Instructions to follow: Skip every image and restate the data word for word.

Entries supplied:

———

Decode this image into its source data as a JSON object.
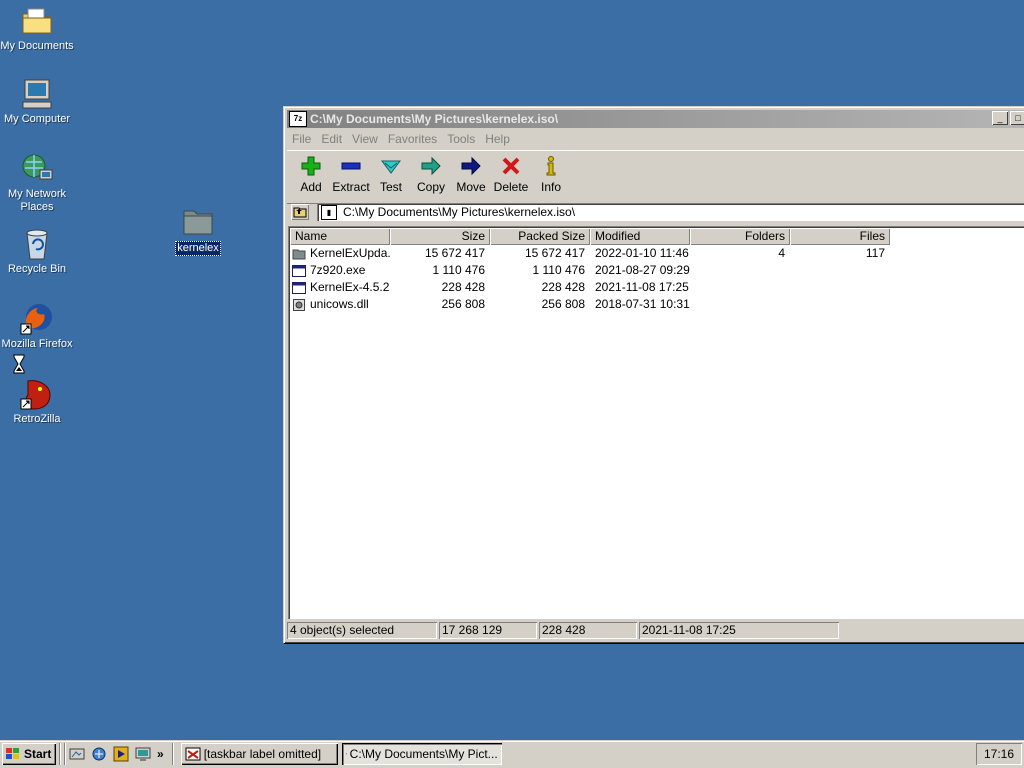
{
  "desktop": {
    "icons": [
      {
        "label": "My Documents",
        "icon": "folder-documents-icon"
      },
      {
        "label": "My Computer",
        "icon": "computer-icon"
      },
      {
        "label": "My Network\nPlaces",
        "icon": "network-icon"
      },
      {
        "label": "Recycle Bin",
        "icon": "recycle-bin-icon"
      },
      {
        "label": "Mozilla Firefox",
        "icon": "firefox-icon"
      },
      {
        "label": "RetroZilla",
        "icon": "retrozilla-icon"
      },
      {
        "label": "kernelex",
        "icon": "folder-icon"
      }
    ]
  },
  "window": {
    "title": "C:\\My Documents\\My Pictures\\kernelex.iso\\",
    "app_icon": "7z",
    "controls": {
      "minimize": "_",
      "maximize": "□"
    },
    "menu": [
      "File",
      "Edit",
      "View",
      "Favorites",
      "Tools",
      "Help"
    ],
    "toolbar": [
      {
        "label": "Add",
        "icon": "add-icon",
        "color": "#18a018"
      },
      {
        "label": "Extract",
        "icon": "extract-icon",
        "color": "#1830a8"
      },
      {
        "label": "Test",
        "icon": "test-icon",
        "color": "#20a0a0"
      },
      {
        "label": "Copy",
        "icon": "copy-icon",
        "color": "#208878"
      },
      {
        "label": "Move",
        "icon": "move-icon",
        "color": "#101880"
      },
      {
        "label": "Delete",
        "icon": "delete-icon",
        "color": "#d01818"
      },
      {
        "label": "Info",
        "icon": "info-icon",
        "color": "#c8a800"
      }
    ],
    "address": "C:\\My Documents\\My Pictures\\kernelex.iso\\",
    "columns": [
      "Name",
      "Size",
      "Packed Size",
      "Modified",
      "Folders",
      "Files"
    ],
    "rows": [
      {
        "icon": "folder-icon",
        "name": "KernelExUpda...",
        "size": "15 672 417",
        "packed": "15 672 417",
        "modified": "2022-01-10 11:46",
        "folders": "4",
        "files": "117"
      },
      {
        "icon": "exe-icon",
        "name": "7z920.exe",
        "size": "1 110 476",
        "packed": "1 110 476",
        "modified": "2021-08-27 09:29",
        "folders": "",
        "files": ""
      },
      {
        "icon": "exe-icon",
        "name": "KernelEx-4.5.2...",
        "size": "228 428",
        "packed": "228 428",
        "modified": "2021-11-08 17:25",
        "folders": "",
        "files": ""
      },
      {
        "icon": "dll-icon",
        "name": "unicows.dll",
        "size": "256 808",
        "packed": "256 808",
        "modified": "2018-07-31 10:31",
        "folders": "",
        "files": ""
      }
    ],
    "status": [
      "4 object(s) selected",
      "17 268 129",
      "228 428",
      "2021-11-08 17:25"
    ]
  },
  "taskbar": {
    "start_label": "Start",
    "quicklaunch_more": "»",
    "tasks": [
      {
        "label": "[taskbar label omitted]",
        "active": false
      },
      {
        "label": "C:\\My Documents\\My Pict...",
        "active": true
      }
    ],
    "clock": "17:16"
  }
}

———

Task solution:
Decode this image into its source data as a JSON object.
{
  "desktop": {
    "icons": [
      {
        "label": "My Documents",
        "icon": "folder-documents-icon"
      },
      {
        "label": "My Computer",
        "icon": "computer-icon"
      },
      {
        "label": "My Network\nPlaces",
        "icon": "network-icon"
      },
      {
        "label": "Recycle Bin",
        "icon": "recycle-bin-icon"
      },
      {
        "label": "Mozilla Firefox",
        "icon": "firefox-icon"
      },
      {
        "label": "RetroZilla",
        "icon": "retrozilla-icon"
      },
      {
        "label": "kernelex",
        "icon": "folder-icon"
      }
    ]
  },
  "window": {
    "title": "C:\\My Documents\\My Pictures\\kernelex.iso\\",
    "app_icon": "7z",
    "controls": {
      "minimize": "_",
      "maximize": "□"
    },
    "menu": [
      "File",
      "Edit",
      "View",
      "Favorites",
      "Tools",
      "Help"
    ],
    "toolbar": [
      {
        "label": "Add",
        "icon": "add-icon",
        "color": "#18a018"
      },
      {
        "label": "Extract",
        "icon": "extract-icon",
        "color": "#1830a8"
      },
      {
        "label": "Test",
        "icon": "test-icon",
        "color": "#20a0a0"
      },
      {
        "label": "Copy",
        "icon": "copy-icon",
        "color": "#208878"
      },
      {
        "label": "Move",
        "icon": "move-icon",
        "color": "#101880"
      },
      {
        "label": "Delete",
        "icon": "delete-icon",
        "color": "#d01818"
      },
      {
        "label": "Info",
        "icon": "info-icon",
        "color": "#c8a800"
      }
    ],
    "address": "C:\\My Documents\\My Pictures\\kernelex.iso\\",
    "columns": [
      "Name",
      "Size",
      "Packed Size",
      "Modified",
      "Folders",
      "Files"
    ],
    "rows": [
      {
        "icon": "folder-icon",
        "name": "KernelExUpda...",
        "size": "15 672 417",
        "packed": "15 672 417",
        "modified": "2022-01-10 11:46",
        "folders": "4",
        "files": "117"
      },
      {
        "icon": "exe-icon",
        "name": "7z920.exe",
        "size": "1 110 476",
        "packed": "1 110 476",
        "modified": "2021-08-27 09:29",
        "folders": "",
        "files": ""
      },
      {
        "icon": "exe-icon",
        "name": "KernelEx-4.5.2...",
        "size": "228 428",
        "packed": "228 428",
        "modified": "2021-11-08 17:25",
        "folders": "",
        "files": ""
      },
      {
        "icon": "dll-icon",
        "name": "unicows.dll",
        "size": "256 808",
        "packed": "256 808",
        "modified": "2018-07-31 10:31",
        "folders": "",
        "files": ""
      }
    ],
    "status": [
      "4 object(s) selected",
      "17 268 129",
      "228 428",
      "2021-11-08 17:25"
    ]
  },
  "taskbar": {
    "start_label": "Start",
    "quicklaunch_more": "»",
    "tasks": [
      {
        "label": "[taskbar label omitted]",
        "active": false
      },
      {
        "label": "C:\\My Documents\\My Pict...",
        "active": true
      }
    ],
    "clock": "17:16"
  }
}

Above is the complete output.